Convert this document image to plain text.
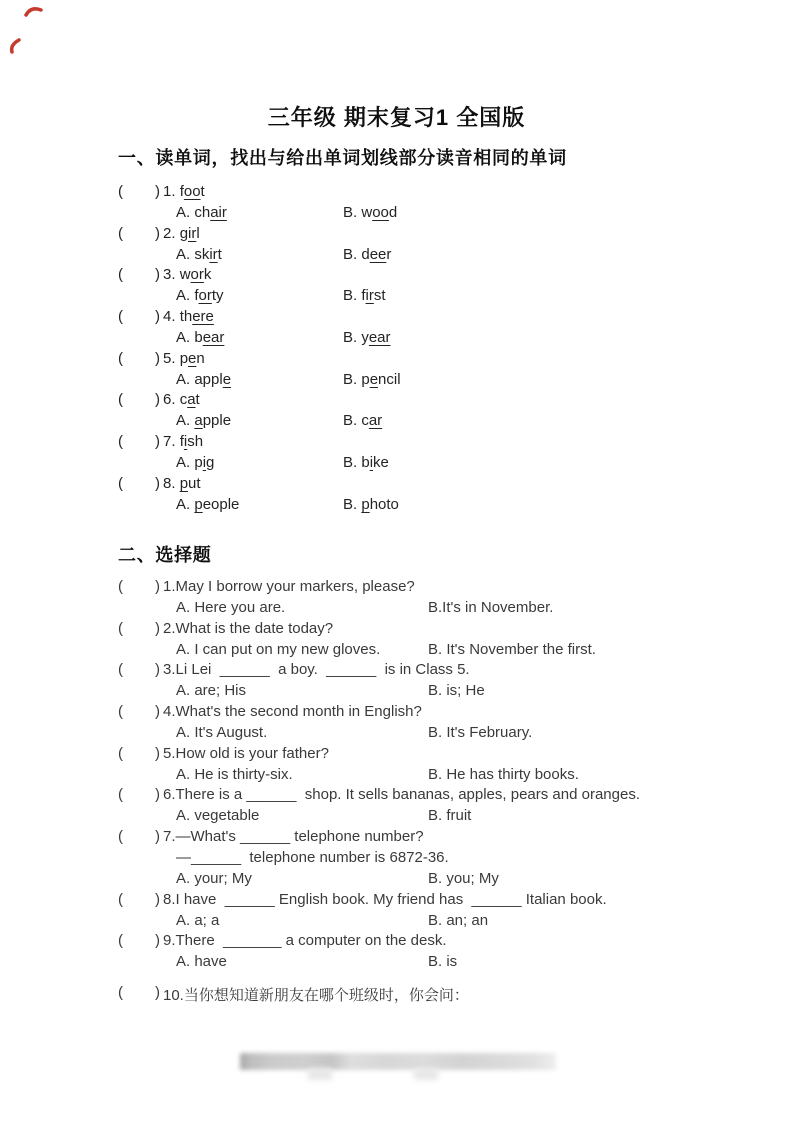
三年级 期末复习1 全国版
一、读单词，找出与给出单词划线部分读音相同的单词
( ) 1. foot
A. chair	B. wood
( ) 2. girl
A. skirt	B. deer
( ) 3. work
A. forty	B. first
( ) 4. there
A. bear	B. year
( ) 5. pen
A. apple	B. pencil
( ) 6. cat
A. apple	B. car
( ) 7. fish
A. pig	B. bike
( ) 8. put
A. people	B. photo
二、选择题
( ) 1.May I borrow your markers, please?
A. Here you are.	B.It's in November.
( ) 2.What is the date today?
A. I can put on my new gloves.	B. It's November the first.
( ) 3.Li Lei  ______  a boy.  ______  is in Class 5.
A. are; His	B. is; He
( ) 4.What's the second month in English?
A. It's August.	B. It's February.
( ) 5.How old is your father?
A. He is thirty-six.	B. He has thirty books.
( ) 6.There is a ______  shop. It sells bananas, apples, pears and oranges.
A. vegetable	B. fruit
( ) 7.—What's ______ telephone number?
—______  telephone number is 6872-36.
A. your; My	B. you; My
( ) 8.I have  ______ English book. My friend has  ______ Italian book.
A. a; a	B. an; an
( ) 9.There  _______ a computer on the desk.
A. have	B. is
( ) 10.当你想知道新朋友在哪个班级时，你会问：
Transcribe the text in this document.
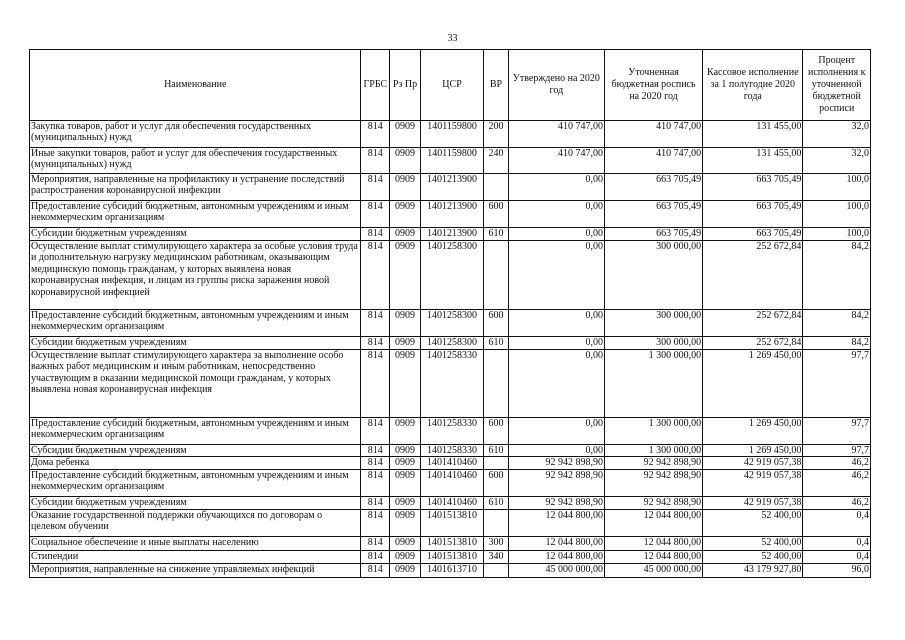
33
Наименование	ГРБС	Рз Пр	ЦСР	ВР	Утверждено на 2020 год	Уточненная бюджетная роспись на 2020 год	Кассовое исполнение за 1 полугодие 2020 года	Процент исполнения к уточненной бюджетной росписи
Закупка товаров, работ и услуг для обеспечения государственных (муниципальных) нужд	814	0909	1401159800	200	410 747,00	410 747,00	131 455,00	32,0
Иные закупки товаров, работ и услуг для обеспечения государственных (муниципальных) нужд	814	0909	1401159800	240	410 747,00	410 747,00	131 455,00	32,0
Мероприятия, направленные на профилактику и устранение последствий распространения коронавирусной инфекции	814	0909	1401213900		0,00	663 705,49	663 705,49	100,0
Предоставление субсидий бюджетным, автономным учреждениям и иным некоммерческим организациям	814	0909	1401213900	600	0,00	663 705,49	663 705,49	100,0
Субсидии бюджетным учреждениям	814	0909	1401213900	610	0,00	663 705,49	663 705,49	100,0
Осуществление выплат стимулирующего характера за особые условия труда и дополнительную нагрузку медицинским работникам, оказывающим медицинскую помощь гражданам, у которых выявлена новая коронавирусная инфекция, и лицам из группы риска заражения новой коронавирусной инфекцией	814	0909	1401258300		0,00	300 000,00	252 672,84	84,2
Предоставление субсидий бюджетным, автономным учреждениям и иным некоммерческим организациям	814	0909	1401258300	600	0,00	300 000,00	252 672,84	84,2
Субсидии бюджетным учреждениям	814	0909	1401258300	610	0,00	300 000,00	252 672,84	84,2
Осуществление выплат стимулирующего характера за выполнение особо важных работ медицинским и иным работникам, непосредственно участвующим в оказании медицинской помощи гражданам, у которых выявлена новая коронавирусная инфекция	814	0909	1401258330		0,00	1 300 000,00	1 269 450,00	97,7
Предоставление субсидий бюджетным, автономным учреждениям и иным некоммерческим организациям	814	0909	1401258330	600	0,00	1 300 000,00	1 269 450,00	97,7
Субсидии бюджетным учреждениям	814	0909	1401258330	610	0,00	1 300 000,00	1 269 450,00	97,7
Дома ребенка	814	0909	1401410460		92 942 898,90	92 942 898,90	42 919 057,38	46,2
Предоставление субсидий бюджетным, автономным учреждениям и иным некоммерческим организациям	814	0909	1401410460	600	92 942 898,90	92 942 898,90	42 919 057,38	46,2
Субсидии бюджетным учреждениям	814	0909	1401410460	610	92 942 898,90	92 942 898,90	42 919 057,38	46,2
Оказание государственной поддержки обучающихся по договорам о целевом обучении	814	0909	1401513810		12 044 800,00	12 044 800,00	52 400,00	0,4
Социальное обеспечение и иные выплаты населению	814	0909	1401513810	300	12 044 800,00	12 044 800,00	52 400,00	0,4
Стипендии	814	0909	1401513810	340	12 044 800,00	12 044 800,00	52 400,00	0,4
Мероприятия, направленные на снижение управляемых инфекций	814	0909	1401613710		45 000 000,00	45 000 000,00	43 179 927,80	96,0
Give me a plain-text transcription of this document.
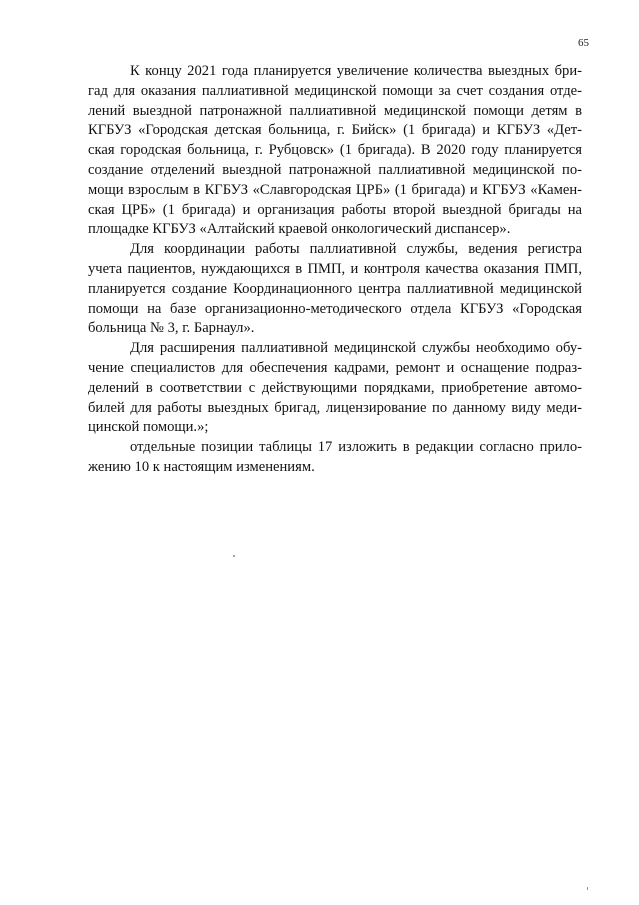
65

К концу 2021 года планируется увеличение количества выездных бри-
гад для оказания паллиативной медицинской помощи за счет создания отде-
лений выездной патронажной паллиативной медицинской помощи детям в
КГБУЗ «Городская детская больница, г. Бийск» (1 бригада) и КГБУЗ «Дет-
ская городская больница, г. Рубцовск» (1 бригада). В 2020 году планируется
создание отделений выездной патронажной паллиативной медицинской по-
мощи взрослым в КГБУЗ «Славгородская ЦРБ» (1 бригада) и КГБУЗ «Камен-
ская ЦРБ» (1 бригада) и организация работы второй выездной бригады на
площадке КГБУЗ «Алтайский краевой онкологический диспансер».

Для координации работы паллиативной службы, ведения регистра
учета пациентов, нуждающихся в ПМП, и контроля качества оказания ПМП,
планируется создание Координационного центра паллиативной медицинской
помощи на базе организационно-методического отдела КГБУЗ «Городская
больница № 3, г. Барнаул».

Для расширения паллиативной медицинской службы необходимо обу-
чение специалистов для обеспечения кадрами, ремонт и оснащение подраз-
делений в соответствии с действующими порядками, приобретение автомо-
билей для работы выездных бригад, лицензирование по данному виду меди-
цинской помощи.»;

отдельные позиции таблицы 17 изложить в редакции согласно прило-
жению 10 к настоящим изменениям.
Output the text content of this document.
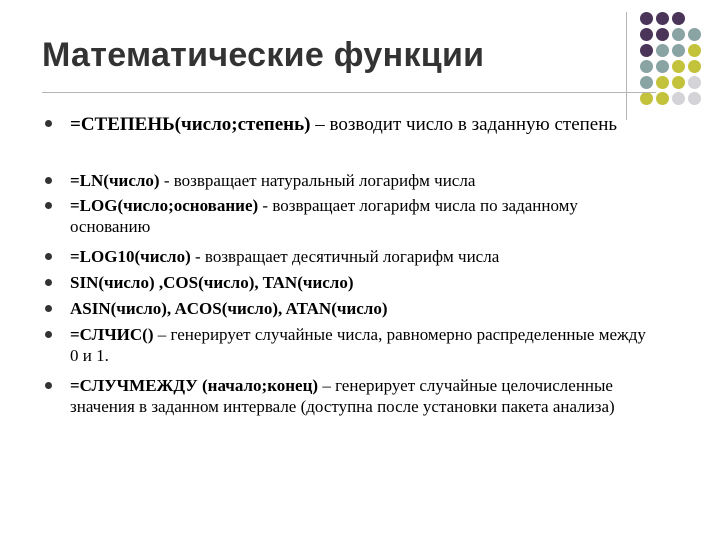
Математические функции
=СТЕПЕНЬ(число;степень) – возводит число в заданную степень
=LN(число) - возвращает натуральный логарифм числа
=LOG(число;основание) - возвращает логарифм числа по заданному основанию
=LOG10(число) - возвращает десятичный логарифм числа
SIN(число) ,COS(число), TAN(число)
ASIN(число), ACOS(число), ATAN(число)
=СЛЧИС() – генерирует случайные числа, равномерно распределенные между 0 и 1.
=СЛУЧМЕЖДУ (начало;конец) – генерирует случайные целочисленные значения в заданном интервале (доступна после установки пакета анализа)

Written instruction: Using the listing above, gather each line that holds the string "которых" and copy it.

Full response:
Осуществление выплат стимулирующего характера за особые условия труда и дополнительную нагрузку медицинским работникам, оказывающим медицинскую помощь гражданам, у которых выявлена новая коронавирусная инфекция, и лицам из группы риска заражения новой коронавирусной инфекцией	814	0909	1401258300		0,00	300 000,00	252 672,84	84,2
Осуществление выплат стимулирующего характера за выполнение особо важных работ медицинским и иным работникам, непосредственно участвующим в оказании медицинской помощи гражданам, у которых выявлена новая коронавирусная инфекция	814	0909	1401258330		0,00	1 300 000,00	1 269 450,00	97,7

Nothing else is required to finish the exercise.